» TASK TO CARRY OUT
Pull out every line from the listing that has the word "Häuptling".

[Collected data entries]

================================

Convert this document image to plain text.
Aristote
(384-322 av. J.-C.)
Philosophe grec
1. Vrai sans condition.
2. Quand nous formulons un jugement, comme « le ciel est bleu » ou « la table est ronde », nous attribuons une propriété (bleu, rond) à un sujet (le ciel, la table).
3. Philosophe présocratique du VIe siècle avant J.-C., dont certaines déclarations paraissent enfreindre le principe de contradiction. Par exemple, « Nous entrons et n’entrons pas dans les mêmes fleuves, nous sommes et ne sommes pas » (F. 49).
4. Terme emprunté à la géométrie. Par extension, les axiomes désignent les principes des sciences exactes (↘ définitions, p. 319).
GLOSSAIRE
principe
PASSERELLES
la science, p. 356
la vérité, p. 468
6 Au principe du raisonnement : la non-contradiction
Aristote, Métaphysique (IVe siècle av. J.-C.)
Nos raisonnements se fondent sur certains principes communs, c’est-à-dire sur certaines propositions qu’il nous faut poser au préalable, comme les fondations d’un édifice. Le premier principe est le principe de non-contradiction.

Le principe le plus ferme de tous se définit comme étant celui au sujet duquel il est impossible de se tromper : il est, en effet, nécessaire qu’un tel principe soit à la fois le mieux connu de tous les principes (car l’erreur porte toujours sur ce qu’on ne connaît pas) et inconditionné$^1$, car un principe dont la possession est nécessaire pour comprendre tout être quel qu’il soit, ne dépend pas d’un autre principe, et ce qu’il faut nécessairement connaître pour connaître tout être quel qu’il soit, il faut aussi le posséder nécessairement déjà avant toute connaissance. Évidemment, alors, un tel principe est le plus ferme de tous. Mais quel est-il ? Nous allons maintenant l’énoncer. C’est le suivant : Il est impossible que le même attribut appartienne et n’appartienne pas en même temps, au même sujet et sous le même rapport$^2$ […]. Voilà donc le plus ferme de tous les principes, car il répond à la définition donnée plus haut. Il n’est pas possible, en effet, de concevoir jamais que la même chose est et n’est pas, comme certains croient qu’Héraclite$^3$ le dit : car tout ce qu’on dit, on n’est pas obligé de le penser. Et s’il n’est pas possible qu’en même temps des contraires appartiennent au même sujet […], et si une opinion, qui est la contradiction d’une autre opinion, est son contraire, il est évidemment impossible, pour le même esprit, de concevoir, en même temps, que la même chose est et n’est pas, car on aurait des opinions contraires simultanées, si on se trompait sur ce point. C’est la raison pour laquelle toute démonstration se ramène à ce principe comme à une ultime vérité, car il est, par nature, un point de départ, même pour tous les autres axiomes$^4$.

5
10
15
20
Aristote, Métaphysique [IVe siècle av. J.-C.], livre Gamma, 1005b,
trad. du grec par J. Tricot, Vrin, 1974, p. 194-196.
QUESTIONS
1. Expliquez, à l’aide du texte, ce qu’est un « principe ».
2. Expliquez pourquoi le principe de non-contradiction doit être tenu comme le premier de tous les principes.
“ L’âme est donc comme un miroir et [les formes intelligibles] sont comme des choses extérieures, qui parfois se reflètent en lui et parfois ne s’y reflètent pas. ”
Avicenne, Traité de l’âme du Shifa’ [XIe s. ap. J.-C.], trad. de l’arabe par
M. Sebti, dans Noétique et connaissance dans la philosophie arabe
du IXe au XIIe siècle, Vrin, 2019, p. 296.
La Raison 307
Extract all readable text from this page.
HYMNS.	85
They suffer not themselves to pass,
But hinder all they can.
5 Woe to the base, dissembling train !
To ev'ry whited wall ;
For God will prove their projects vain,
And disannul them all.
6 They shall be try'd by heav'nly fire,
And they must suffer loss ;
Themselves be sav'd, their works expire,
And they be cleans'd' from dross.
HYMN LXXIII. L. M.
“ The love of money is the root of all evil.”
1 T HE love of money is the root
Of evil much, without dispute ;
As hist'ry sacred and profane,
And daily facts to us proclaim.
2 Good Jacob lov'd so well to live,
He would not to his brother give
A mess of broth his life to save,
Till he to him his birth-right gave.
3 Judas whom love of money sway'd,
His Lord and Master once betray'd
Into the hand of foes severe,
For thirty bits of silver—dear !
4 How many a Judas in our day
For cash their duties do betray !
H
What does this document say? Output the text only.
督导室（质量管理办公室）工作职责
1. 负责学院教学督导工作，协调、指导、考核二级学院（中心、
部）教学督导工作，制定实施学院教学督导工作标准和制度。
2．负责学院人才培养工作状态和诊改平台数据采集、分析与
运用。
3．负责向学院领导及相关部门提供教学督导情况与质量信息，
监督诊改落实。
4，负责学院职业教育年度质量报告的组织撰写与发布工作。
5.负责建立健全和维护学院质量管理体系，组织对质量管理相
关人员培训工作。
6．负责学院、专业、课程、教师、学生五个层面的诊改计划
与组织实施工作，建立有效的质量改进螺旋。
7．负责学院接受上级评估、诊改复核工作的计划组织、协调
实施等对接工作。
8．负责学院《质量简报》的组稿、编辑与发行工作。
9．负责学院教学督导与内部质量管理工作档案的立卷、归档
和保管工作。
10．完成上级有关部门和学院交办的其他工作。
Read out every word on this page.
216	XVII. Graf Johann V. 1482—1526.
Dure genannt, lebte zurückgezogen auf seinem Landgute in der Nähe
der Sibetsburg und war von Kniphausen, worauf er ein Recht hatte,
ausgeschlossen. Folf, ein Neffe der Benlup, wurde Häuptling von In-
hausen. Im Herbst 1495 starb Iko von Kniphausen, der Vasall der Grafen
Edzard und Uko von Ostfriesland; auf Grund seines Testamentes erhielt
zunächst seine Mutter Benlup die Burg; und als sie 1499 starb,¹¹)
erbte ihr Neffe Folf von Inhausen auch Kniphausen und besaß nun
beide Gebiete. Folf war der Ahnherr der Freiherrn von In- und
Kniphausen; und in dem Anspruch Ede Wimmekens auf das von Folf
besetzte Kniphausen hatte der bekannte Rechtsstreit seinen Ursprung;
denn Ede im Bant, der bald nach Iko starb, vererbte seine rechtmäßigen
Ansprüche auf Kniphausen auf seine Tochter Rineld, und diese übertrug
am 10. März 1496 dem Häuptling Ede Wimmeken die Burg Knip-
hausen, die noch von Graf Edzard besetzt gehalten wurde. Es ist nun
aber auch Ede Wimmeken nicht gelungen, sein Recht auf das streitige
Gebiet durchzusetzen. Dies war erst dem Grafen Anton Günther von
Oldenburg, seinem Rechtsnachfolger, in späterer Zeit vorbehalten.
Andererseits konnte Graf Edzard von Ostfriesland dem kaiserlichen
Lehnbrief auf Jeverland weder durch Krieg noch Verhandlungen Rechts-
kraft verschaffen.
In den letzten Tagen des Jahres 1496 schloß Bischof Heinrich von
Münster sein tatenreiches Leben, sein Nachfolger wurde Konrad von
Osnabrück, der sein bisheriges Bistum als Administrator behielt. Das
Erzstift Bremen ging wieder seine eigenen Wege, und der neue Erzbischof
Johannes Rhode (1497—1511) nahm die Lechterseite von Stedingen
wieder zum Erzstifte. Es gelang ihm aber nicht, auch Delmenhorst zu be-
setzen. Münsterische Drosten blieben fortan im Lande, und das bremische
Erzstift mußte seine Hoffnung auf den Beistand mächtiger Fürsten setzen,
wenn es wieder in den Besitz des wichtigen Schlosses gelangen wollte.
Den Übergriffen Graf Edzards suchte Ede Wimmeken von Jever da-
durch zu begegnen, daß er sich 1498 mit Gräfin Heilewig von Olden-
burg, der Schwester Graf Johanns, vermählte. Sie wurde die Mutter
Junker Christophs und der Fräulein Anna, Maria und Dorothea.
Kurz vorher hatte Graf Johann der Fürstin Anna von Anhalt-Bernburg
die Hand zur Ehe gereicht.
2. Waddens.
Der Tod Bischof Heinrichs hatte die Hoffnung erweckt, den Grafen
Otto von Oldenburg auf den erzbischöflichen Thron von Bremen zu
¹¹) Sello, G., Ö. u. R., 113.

================================

» RESPONSE
ausgeschlossen. Folf, ein Neffe der Benlup, wurde Häuptling von In-
am 10. März 1496 dem Häuptling Ede Wimmeken die Burg Knip-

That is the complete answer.